## Directive:
Copy the listing line for line, from the line containing "category-label: Linked with cryptos" down to the line containing "List all visible components with their bboxes. Use [x0,y0,x1,y1]", with both of those lines included.

★ ★ ★ ★ ★ ★ ★

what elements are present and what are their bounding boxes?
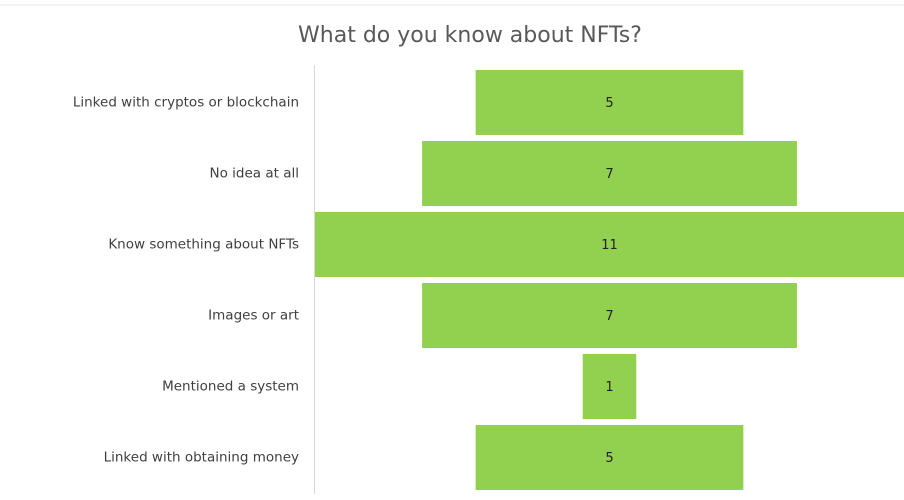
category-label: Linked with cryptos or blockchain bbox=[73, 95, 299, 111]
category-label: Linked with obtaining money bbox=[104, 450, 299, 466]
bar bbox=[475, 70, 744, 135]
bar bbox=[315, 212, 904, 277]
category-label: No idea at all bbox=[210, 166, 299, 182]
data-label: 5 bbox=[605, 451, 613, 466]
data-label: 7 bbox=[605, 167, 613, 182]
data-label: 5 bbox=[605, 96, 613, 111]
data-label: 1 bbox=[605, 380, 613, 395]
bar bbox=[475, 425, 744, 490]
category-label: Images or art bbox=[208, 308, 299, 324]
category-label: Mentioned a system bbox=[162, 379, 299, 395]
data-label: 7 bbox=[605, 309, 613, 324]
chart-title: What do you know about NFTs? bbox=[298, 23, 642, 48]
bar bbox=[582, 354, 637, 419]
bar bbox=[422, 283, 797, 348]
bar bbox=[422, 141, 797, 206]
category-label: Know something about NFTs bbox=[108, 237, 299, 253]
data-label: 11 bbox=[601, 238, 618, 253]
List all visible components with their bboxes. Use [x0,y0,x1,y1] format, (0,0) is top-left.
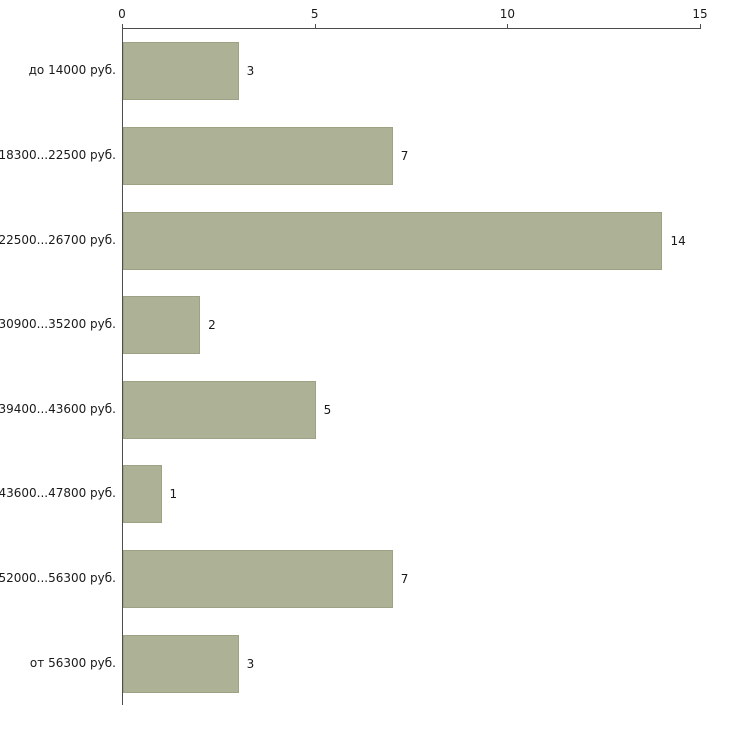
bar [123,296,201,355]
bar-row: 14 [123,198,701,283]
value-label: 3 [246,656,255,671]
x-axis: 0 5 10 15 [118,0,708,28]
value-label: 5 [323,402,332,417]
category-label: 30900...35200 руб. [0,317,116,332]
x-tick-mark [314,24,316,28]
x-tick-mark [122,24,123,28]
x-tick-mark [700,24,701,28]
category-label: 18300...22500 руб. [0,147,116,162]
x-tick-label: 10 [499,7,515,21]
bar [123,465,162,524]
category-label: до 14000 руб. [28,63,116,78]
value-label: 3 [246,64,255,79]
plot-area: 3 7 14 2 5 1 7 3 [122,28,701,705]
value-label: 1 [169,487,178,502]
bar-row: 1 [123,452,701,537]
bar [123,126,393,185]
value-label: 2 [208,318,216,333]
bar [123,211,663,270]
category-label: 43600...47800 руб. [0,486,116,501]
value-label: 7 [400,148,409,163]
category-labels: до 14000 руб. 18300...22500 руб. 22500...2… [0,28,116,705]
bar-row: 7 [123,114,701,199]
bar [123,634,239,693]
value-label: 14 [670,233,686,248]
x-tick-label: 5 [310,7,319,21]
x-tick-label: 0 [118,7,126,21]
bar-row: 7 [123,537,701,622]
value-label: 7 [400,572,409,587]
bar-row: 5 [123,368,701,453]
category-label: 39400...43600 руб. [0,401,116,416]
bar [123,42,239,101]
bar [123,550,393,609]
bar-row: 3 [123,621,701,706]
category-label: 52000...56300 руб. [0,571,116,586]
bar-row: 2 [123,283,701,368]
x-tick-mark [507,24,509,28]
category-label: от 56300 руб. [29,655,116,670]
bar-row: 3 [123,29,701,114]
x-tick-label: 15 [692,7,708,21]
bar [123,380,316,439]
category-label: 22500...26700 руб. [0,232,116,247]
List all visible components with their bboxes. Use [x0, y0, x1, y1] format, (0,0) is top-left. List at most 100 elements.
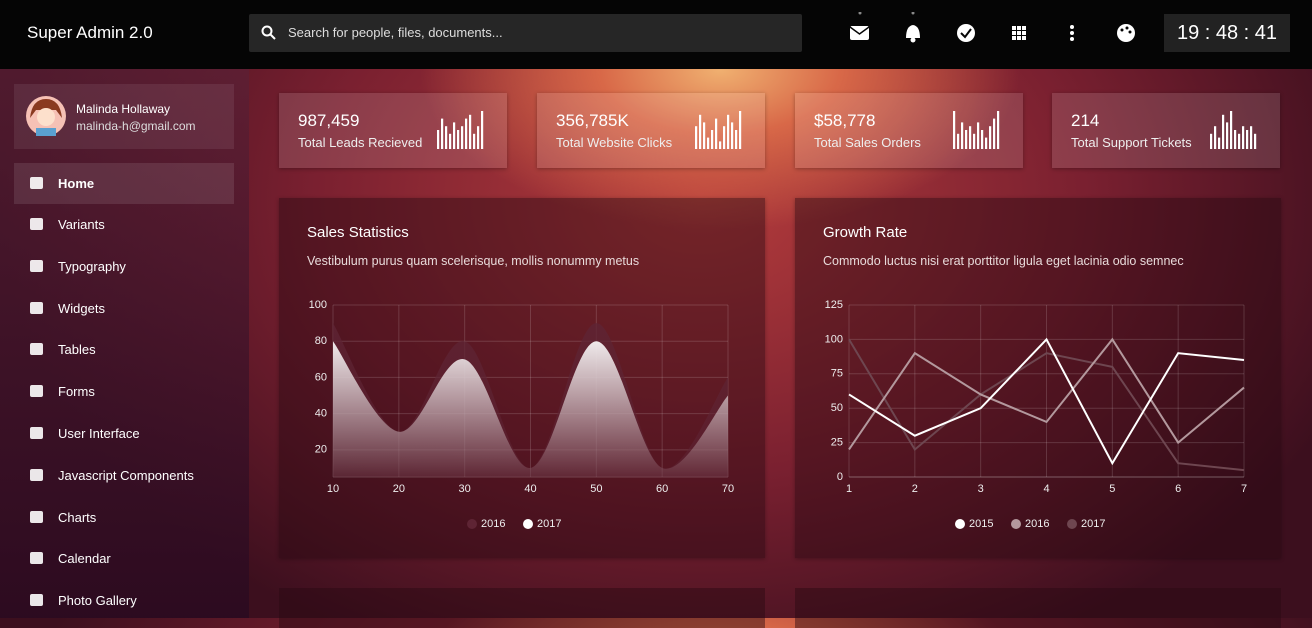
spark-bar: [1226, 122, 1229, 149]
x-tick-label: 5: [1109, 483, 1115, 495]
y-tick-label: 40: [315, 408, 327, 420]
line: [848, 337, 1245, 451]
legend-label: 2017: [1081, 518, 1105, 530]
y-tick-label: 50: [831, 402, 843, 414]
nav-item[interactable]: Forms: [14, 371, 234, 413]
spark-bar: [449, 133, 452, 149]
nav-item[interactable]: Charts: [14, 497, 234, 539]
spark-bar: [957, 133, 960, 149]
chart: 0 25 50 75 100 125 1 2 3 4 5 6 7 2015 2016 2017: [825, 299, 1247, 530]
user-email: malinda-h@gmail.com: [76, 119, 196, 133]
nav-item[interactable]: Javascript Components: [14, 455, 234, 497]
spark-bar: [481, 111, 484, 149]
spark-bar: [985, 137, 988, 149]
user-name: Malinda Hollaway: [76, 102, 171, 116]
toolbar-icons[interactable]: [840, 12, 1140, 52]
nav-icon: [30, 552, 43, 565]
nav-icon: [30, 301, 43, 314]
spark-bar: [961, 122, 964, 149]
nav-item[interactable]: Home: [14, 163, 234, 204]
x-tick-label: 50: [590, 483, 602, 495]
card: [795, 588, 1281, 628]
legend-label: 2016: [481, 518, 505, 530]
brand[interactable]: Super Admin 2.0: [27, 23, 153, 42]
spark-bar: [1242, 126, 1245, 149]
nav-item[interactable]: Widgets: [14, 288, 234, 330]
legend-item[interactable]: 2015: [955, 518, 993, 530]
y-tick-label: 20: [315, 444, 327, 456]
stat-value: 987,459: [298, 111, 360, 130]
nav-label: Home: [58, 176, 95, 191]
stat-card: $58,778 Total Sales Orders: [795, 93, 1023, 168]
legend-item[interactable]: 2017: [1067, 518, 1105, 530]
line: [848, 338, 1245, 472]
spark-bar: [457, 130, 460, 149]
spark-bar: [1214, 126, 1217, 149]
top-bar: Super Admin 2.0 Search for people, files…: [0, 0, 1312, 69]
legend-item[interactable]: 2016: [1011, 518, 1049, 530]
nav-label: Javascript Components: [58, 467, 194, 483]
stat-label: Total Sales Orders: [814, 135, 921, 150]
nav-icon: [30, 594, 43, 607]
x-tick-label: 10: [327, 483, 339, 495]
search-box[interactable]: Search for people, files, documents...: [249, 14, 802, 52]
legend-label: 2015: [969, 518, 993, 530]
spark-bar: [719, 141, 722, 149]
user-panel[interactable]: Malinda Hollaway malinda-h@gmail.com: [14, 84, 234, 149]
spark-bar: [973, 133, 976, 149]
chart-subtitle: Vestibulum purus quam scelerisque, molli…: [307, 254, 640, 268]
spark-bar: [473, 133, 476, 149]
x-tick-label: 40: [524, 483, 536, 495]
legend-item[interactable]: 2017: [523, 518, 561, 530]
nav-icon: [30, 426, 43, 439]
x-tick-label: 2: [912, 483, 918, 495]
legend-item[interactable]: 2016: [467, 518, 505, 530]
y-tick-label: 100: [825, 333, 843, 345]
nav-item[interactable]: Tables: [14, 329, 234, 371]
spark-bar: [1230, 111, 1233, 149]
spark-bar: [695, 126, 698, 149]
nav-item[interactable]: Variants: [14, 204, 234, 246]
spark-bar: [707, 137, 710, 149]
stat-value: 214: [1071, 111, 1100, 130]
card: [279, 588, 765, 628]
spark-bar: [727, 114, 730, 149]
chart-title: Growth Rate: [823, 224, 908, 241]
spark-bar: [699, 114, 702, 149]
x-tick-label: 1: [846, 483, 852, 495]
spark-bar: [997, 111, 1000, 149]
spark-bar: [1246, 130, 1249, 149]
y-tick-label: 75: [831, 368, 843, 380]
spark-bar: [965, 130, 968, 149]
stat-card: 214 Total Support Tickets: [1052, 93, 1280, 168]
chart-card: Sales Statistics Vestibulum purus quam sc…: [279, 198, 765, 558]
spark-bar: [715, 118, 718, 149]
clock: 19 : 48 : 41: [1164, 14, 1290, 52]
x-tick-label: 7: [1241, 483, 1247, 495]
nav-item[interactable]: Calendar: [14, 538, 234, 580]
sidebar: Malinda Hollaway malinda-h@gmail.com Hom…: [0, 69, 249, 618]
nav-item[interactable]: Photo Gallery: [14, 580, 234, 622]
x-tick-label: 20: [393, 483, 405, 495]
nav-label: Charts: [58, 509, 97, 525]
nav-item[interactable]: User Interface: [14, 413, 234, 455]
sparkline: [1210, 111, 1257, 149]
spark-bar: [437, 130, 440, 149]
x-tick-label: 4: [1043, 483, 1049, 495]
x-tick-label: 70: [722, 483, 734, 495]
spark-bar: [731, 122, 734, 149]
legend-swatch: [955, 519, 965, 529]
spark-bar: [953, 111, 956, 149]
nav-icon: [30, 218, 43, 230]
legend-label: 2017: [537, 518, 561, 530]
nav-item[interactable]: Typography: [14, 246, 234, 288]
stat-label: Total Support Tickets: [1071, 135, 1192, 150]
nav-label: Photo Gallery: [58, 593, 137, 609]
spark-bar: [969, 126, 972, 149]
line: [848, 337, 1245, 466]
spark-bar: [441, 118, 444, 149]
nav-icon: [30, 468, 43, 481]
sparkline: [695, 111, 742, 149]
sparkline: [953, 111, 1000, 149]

★ ★ ★ ★ ★ ★ ★

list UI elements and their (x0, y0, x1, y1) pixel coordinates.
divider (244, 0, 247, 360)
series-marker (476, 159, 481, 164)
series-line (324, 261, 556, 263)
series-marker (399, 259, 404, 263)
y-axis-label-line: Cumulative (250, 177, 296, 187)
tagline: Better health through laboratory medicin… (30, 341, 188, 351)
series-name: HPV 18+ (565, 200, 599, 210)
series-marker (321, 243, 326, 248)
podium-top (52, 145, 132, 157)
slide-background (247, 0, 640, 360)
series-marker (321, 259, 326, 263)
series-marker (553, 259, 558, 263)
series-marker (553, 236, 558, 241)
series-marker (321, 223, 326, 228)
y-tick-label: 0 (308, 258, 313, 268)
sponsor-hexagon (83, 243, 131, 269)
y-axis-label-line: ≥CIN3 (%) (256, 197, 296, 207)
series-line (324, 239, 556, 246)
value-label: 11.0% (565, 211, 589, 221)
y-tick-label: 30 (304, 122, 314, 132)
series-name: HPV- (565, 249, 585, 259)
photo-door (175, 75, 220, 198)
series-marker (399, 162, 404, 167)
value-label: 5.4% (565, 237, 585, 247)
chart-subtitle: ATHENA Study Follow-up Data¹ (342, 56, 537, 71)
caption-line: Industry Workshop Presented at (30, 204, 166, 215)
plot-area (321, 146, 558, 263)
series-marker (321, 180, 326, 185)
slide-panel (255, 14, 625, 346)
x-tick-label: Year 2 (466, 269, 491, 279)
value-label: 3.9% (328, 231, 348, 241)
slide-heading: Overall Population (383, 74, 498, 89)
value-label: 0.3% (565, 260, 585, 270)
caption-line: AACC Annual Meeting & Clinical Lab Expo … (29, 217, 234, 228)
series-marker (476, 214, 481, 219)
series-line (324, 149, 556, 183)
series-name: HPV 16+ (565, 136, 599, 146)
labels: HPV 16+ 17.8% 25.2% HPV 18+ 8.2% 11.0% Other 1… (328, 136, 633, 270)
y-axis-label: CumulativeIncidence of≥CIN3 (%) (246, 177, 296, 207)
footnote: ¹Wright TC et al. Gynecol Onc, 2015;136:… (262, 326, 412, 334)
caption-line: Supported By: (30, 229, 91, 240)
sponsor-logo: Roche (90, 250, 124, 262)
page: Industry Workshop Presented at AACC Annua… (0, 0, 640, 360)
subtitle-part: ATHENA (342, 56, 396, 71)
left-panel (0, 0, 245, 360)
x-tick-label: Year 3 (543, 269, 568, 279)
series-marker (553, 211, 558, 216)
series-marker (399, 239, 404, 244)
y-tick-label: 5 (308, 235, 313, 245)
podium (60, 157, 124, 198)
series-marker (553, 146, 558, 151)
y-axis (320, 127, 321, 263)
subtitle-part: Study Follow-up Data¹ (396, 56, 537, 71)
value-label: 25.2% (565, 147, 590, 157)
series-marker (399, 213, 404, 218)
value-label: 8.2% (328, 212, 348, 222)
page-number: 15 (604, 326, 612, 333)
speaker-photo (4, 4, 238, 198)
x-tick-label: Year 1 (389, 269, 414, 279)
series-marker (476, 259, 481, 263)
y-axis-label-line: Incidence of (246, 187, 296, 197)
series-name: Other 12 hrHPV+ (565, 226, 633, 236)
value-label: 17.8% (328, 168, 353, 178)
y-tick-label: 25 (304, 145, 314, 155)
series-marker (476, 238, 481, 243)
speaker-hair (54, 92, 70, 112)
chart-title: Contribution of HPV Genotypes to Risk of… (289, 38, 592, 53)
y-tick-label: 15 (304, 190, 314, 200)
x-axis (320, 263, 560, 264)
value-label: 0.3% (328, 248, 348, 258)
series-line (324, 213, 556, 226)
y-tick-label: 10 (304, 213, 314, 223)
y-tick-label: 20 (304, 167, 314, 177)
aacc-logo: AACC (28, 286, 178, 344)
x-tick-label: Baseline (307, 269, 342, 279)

★ ★ ★ ★ ★ ★ ★

## Task result:
category-label: Linked with cryptos or blockchain bbox=[73, 95, 299, 111]
category-label: Linked with obtaining money bbox=[104, 450, 299, 466]
bar bbox=[475, 70, 744, 135]
bar bbox=[315, 212, 904, 277]
category-label: No idea at all bbox=[210, 166, 299, 182]
data-label: 5 bbox=[605, 451, 613, 466]
data-label: 7 bbox=[605, 167, 613, 182]
data-label: 5 bbox=[605, 96, 613, 111]
data-label: 1 bbox=[605, 380, 613, 395]
bar bbox=[475, 425, 744, 490]
category-label: Images or art bbox=[208, 308, 299, 324]
category-label: Mentioned a system bbox=[162, 379, 299, 395]
data-label: 7 bbox=[605, 309, 613, 324]
chart-title: What do you know about NFTs? bbox=[298, 23, 642, 48]
bar bbox=[582, 354, 637, 419]
bar bbox=[422, 283, 797, 348]
bar bbox=[422, 141, 797, 206]
category-label: Know something about NFTs bbox=[108, 237, 299, 253]
data-label: 11 bbox=[601, 238, 618, 253]
List all visible components with their bboxes. Use [x0,y0,x1,y1] format, (0,0) is top-left.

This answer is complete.